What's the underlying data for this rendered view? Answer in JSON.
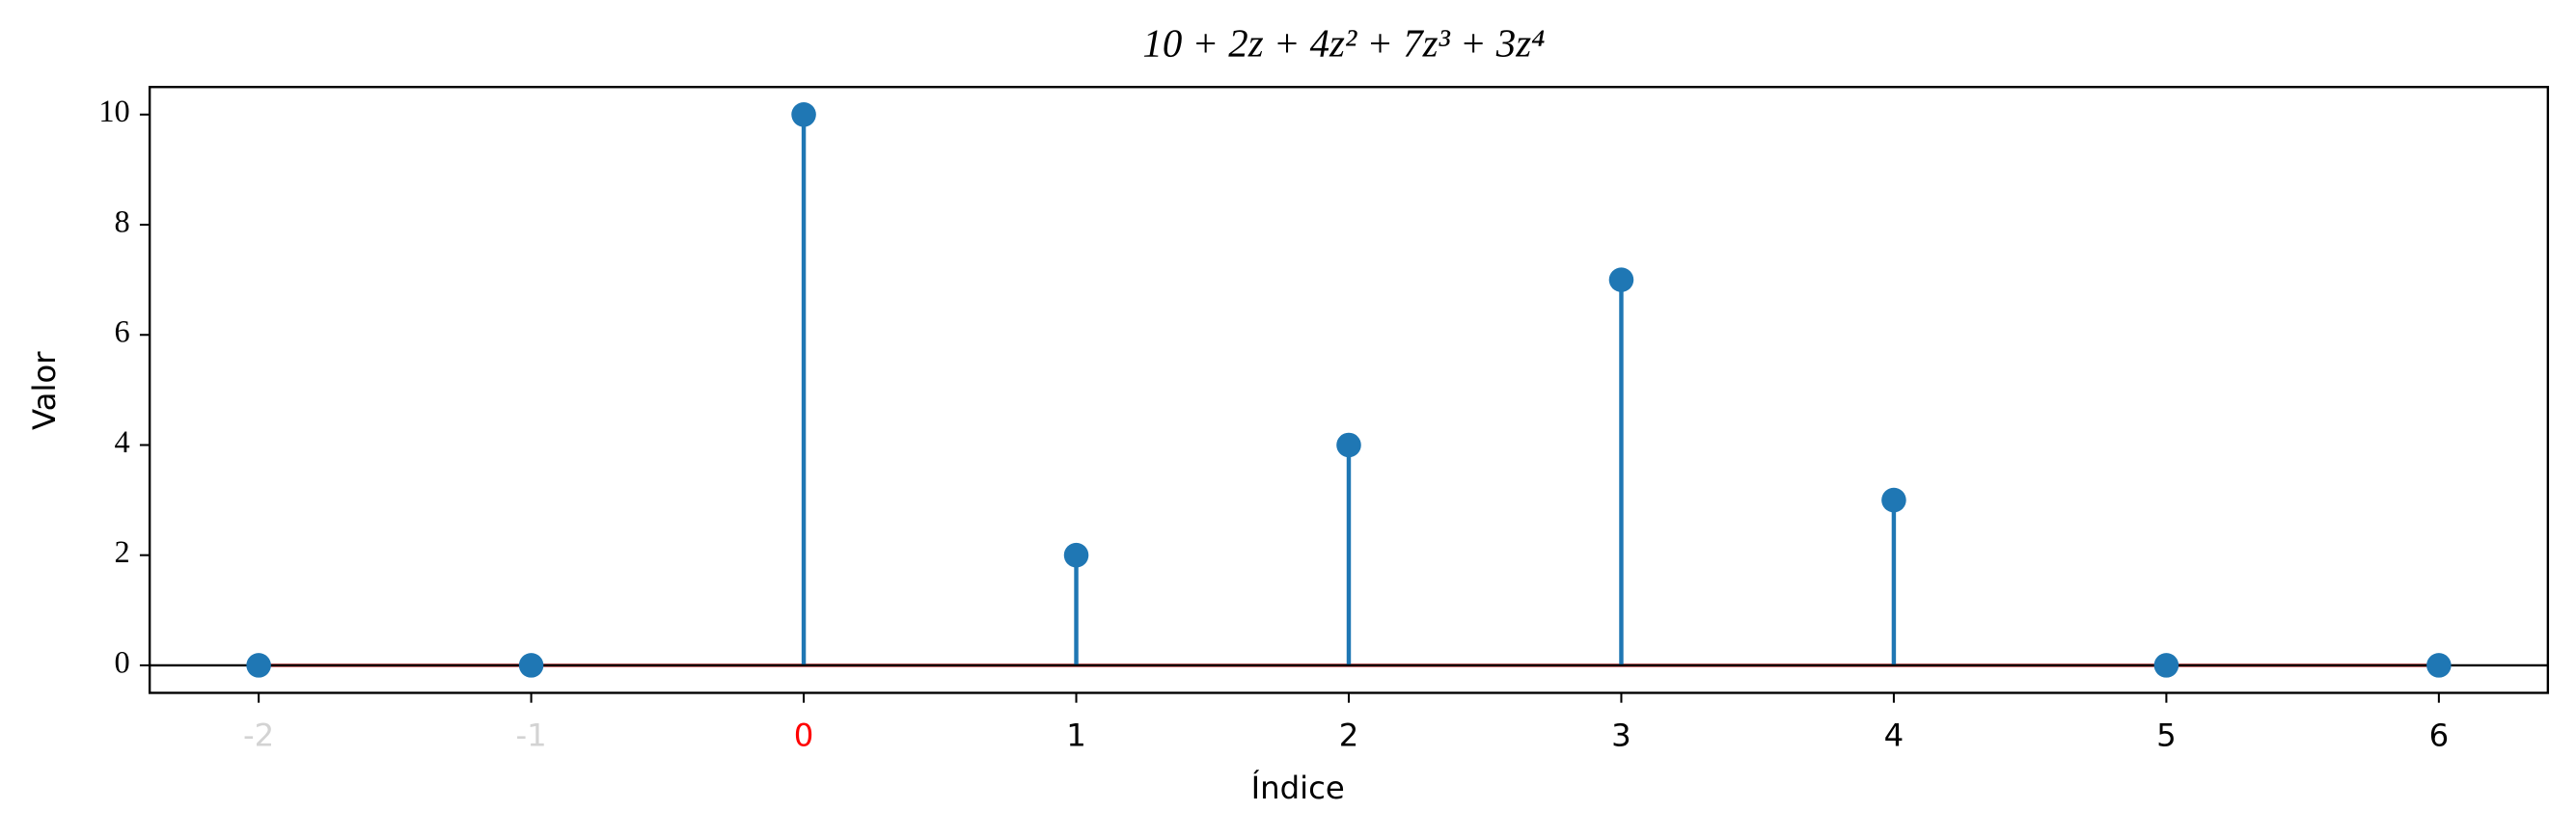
{
  "chart_data": {
    "type": "stem",
    "title": "10 + 2z + 4z² + 7z³ + 3z⁴",
    "xlabel": "Índice",
    "ylabel": "Valor",
    "x": [
      -2,
      -1,
      0,
      1,
      2,
      3,
      4,
      5,
      6
    ],
    "values": [
      0,
      0,
      10,
      2,
      4,
      7,
      3,
      0,
      0
    ],
    "color": "#1f77b4",
    "baseline_color": "#d62728",
    "zero_line_color": "#000000",
    "xlim": [
      -2.4,
      6.4
    ],
    "ylim": [
      -0.5,
      10.5
    ],
    "xticks": [
      -2,
      -1,
      0,
      1,
      2,
      3,
      4,
      5,
      6
    ],
    "xtick_colors": [
      "#d3d3d3",
      "#d3d3d3",
      "#ff0000",
      "#000000",
      "#000000",
      "#000000",
      "#000000",
      "#000000",
      "#000000"
    ],
    "yticks": [
      0,
      2,
      4,
      6,
      8,
      10
    ]
  }
}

::::

STATED PROBLEM: Print the records word for word and exclude any picture they hold.

REPLY:
What's the underlying data for this rendered view? Answer in JSON.
{
  "chart_data": {
    "type": "stem",
    "title": "10 + 2z + 4z² + 7z³ + 3z⁴",
    "xlabel": "Índice",
    "ylabel": "Valor",
    "x": [
      -2,
      -1,
      0,
      1,
      2,
      3,
      4,
      5,
      6
    ],
    "values": [
      0,
      0,
      10,
      2,
      4,
      7,
      3,
      0,
      0
    ],
    "color": "#1f77b4",
    "baseline_color": "#d62728",
    "zero_line_color": "#000000",
    "xlim": [
      -2.4,
      6.4
    ],
    "ylim": [
      -0.5,
      10.5
    ],
    "xticks": [
      -2,
      -1,
      0,
      1,
      2,
      3,
      4,
      5,
      6
    ],
    "xtick_colors": [
      "#d3d3d3",
      "#d3d3d3",
      "#ff0000",
      "#000000",
      "#000000",
      "#000000",
      "#000000",
      "#000000",
      "#000000"
    ],
    "yticks": [
      0,
      2,
      4,
      6,
      8,
      10
    ]
  }
}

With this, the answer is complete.